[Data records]

# # # #

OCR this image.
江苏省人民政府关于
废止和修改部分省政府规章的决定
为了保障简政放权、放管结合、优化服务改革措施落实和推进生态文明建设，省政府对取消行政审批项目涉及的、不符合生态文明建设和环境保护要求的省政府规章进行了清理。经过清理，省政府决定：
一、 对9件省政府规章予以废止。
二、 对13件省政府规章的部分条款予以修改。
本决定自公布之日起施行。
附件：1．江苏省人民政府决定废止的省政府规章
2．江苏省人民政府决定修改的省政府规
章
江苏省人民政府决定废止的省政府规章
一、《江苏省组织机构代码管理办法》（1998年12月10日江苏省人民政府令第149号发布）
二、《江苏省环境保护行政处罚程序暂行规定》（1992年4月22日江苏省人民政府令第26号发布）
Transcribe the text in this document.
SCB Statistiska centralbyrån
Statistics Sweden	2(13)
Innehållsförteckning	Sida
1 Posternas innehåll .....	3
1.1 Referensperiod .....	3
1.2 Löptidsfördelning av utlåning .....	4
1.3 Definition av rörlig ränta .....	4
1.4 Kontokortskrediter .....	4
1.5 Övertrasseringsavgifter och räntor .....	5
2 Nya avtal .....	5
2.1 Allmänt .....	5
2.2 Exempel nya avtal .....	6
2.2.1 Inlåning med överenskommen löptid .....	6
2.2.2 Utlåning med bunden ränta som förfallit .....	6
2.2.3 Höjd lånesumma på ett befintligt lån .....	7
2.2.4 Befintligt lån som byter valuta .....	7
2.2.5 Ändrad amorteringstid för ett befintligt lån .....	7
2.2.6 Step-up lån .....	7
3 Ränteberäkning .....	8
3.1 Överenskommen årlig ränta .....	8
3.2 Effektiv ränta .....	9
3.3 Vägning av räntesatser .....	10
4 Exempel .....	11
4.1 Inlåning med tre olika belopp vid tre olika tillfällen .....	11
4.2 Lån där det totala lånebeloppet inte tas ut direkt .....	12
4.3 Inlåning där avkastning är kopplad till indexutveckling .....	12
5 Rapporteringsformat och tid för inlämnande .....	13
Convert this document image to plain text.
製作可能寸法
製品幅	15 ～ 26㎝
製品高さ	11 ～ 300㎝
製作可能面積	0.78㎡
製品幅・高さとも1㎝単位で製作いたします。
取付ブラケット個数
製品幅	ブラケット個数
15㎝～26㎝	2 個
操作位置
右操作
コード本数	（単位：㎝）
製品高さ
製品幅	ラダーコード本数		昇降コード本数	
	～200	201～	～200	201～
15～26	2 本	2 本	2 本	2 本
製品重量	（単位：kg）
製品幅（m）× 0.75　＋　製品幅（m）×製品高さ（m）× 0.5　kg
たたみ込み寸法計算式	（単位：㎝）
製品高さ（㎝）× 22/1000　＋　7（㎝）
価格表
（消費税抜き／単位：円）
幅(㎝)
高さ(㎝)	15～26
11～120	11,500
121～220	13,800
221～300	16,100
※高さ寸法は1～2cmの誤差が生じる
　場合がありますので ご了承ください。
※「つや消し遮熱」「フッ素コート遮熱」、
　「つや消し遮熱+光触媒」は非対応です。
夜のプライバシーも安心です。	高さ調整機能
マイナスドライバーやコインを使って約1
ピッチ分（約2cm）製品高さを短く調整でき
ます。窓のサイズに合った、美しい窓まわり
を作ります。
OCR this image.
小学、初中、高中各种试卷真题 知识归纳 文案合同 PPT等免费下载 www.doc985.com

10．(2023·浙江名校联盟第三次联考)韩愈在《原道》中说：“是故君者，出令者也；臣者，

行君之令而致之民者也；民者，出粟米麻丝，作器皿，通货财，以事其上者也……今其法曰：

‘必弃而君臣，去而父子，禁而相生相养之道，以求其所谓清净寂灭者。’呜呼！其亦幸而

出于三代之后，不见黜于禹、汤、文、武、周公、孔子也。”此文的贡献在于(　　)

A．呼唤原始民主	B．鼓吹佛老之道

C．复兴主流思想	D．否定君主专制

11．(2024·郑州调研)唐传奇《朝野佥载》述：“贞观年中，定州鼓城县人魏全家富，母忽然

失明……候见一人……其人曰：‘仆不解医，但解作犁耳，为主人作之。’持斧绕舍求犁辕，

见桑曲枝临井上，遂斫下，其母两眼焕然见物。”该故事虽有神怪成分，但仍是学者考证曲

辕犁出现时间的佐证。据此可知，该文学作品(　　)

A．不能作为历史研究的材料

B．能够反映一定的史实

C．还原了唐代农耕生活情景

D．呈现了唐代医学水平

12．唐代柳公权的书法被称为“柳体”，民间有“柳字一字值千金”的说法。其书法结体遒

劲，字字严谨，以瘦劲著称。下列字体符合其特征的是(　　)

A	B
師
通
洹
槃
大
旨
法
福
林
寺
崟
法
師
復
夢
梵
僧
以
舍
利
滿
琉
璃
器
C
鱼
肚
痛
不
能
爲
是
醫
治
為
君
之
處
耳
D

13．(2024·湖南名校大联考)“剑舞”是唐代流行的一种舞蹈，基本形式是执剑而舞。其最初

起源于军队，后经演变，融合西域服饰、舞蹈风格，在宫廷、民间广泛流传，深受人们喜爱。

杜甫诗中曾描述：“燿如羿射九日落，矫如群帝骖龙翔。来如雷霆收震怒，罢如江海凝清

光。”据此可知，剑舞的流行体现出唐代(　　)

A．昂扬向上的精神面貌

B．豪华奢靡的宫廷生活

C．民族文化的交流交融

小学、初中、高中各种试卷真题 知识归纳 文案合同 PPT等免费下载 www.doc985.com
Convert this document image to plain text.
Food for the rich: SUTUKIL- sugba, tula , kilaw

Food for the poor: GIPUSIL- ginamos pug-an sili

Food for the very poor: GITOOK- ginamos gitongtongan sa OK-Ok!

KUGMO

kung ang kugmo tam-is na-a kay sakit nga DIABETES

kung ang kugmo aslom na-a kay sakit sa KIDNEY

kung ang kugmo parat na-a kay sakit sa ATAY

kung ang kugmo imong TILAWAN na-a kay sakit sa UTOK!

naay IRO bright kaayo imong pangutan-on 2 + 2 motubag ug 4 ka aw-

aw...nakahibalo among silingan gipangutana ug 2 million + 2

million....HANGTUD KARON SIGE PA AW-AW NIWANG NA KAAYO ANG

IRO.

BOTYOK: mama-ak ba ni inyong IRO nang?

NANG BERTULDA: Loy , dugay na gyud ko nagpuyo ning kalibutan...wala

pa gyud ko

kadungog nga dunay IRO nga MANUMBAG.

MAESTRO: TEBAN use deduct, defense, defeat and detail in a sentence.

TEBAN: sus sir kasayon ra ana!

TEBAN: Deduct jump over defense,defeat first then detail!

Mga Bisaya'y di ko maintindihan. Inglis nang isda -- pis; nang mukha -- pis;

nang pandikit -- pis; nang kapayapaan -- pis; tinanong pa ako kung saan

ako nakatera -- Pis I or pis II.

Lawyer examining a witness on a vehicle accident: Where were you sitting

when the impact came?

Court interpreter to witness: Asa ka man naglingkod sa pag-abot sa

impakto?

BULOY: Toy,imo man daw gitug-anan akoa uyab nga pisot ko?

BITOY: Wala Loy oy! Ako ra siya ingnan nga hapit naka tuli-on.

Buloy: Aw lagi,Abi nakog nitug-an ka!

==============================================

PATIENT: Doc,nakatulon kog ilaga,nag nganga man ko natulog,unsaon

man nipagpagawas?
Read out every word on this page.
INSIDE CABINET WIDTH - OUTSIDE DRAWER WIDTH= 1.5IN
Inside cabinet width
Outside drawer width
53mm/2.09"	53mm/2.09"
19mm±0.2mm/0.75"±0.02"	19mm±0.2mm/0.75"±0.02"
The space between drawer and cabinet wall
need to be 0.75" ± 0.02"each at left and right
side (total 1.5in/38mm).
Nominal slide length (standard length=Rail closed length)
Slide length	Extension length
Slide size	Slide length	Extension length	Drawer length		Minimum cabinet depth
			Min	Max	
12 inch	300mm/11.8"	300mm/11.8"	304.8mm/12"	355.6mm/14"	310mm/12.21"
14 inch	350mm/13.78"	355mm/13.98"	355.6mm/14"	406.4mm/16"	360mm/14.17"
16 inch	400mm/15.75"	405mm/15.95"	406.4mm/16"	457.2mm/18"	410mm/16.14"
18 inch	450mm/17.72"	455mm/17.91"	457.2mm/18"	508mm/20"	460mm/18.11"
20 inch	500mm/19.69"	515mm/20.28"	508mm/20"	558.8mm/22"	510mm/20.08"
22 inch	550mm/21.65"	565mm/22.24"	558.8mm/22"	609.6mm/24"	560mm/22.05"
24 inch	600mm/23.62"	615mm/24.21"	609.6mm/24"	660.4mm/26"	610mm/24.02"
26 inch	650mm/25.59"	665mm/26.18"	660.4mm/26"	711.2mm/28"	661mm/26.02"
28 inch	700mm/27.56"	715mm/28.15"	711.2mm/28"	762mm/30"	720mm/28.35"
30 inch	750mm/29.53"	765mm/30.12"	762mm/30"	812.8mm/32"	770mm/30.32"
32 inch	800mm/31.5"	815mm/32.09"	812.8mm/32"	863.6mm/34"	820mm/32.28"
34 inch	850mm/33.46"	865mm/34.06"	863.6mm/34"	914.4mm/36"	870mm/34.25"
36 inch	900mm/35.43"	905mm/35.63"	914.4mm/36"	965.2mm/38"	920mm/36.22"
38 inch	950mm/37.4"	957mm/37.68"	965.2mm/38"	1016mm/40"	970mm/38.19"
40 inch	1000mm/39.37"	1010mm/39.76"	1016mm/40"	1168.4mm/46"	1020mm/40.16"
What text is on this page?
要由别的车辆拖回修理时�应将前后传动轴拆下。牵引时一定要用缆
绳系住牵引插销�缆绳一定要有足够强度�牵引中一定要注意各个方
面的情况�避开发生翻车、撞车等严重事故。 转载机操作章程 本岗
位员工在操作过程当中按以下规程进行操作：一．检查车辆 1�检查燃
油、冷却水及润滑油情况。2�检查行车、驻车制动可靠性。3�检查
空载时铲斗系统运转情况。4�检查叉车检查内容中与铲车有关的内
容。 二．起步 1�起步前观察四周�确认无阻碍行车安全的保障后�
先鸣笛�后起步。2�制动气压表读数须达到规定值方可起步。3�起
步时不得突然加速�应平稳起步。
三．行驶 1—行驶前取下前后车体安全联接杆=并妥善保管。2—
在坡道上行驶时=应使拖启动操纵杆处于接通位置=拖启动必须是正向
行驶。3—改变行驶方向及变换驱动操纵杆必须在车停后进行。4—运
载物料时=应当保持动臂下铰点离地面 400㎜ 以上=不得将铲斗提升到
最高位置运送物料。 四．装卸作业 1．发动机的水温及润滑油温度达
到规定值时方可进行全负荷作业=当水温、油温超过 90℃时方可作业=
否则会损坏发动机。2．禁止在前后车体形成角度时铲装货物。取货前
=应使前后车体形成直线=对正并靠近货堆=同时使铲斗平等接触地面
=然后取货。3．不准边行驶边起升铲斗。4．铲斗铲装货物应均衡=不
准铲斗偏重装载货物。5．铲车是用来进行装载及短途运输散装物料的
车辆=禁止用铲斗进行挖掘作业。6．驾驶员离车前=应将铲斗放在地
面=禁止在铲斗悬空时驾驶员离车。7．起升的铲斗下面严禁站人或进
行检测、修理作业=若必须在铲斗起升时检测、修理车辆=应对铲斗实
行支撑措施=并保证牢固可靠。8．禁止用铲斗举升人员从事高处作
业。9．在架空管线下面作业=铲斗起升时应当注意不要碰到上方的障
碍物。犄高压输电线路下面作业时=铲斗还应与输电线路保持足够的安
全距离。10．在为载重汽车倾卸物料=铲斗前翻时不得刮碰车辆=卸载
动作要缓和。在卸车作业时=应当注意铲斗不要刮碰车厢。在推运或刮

# # # #

### EXERCISE INSTRUCTIONS
From the data above, copy out every line with the string "detail" in it.

### TASK RESULT
MAESTRO: TEBAN use deduct, defense, defeat and detail in a sentence.
TEBAN: Deduct jump over defense,defeat first then detail!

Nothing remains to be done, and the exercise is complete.